-------- Supplied records

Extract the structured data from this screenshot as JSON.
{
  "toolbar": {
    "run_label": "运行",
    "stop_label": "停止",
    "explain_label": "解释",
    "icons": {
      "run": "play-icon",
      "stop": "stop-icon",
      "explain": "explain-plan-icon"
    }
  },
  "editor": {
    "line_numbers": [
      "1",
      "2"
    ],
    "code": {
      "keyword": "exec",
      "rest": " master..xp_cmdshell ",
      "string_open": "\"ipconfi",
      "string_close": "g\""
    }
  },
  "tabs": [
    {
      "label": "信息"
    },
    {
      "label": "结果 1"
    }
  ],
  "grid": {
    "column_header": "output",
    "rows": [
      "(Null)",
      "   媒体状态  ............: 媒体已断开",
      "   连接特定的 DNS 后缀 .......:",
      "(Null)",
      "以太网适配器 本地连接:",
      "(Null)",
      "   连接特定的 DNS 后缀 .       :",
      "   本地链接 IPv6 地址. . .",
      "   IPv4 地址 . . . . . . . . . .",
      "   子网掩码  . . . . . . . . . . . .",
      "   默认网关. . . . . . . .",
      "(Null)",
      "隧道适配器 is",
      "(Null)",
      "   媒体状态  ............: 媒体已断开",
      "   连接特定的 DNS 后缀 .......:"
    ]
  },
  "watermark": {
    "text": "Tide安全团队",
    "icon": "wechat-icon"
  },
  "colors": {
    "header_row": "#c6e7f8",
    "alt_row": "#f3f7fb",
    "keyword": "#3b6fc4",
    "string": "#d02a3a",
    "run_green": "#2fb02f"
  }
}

----------------

List the lines of the material in which the word "连接特定的" occurs.

# Task result:
      "   连接特定的 DNS 后缀 .......:",
      "   连接特定的 DNS 后缀 .       :",
      "   连接特定的 DNS 后缀 .......:"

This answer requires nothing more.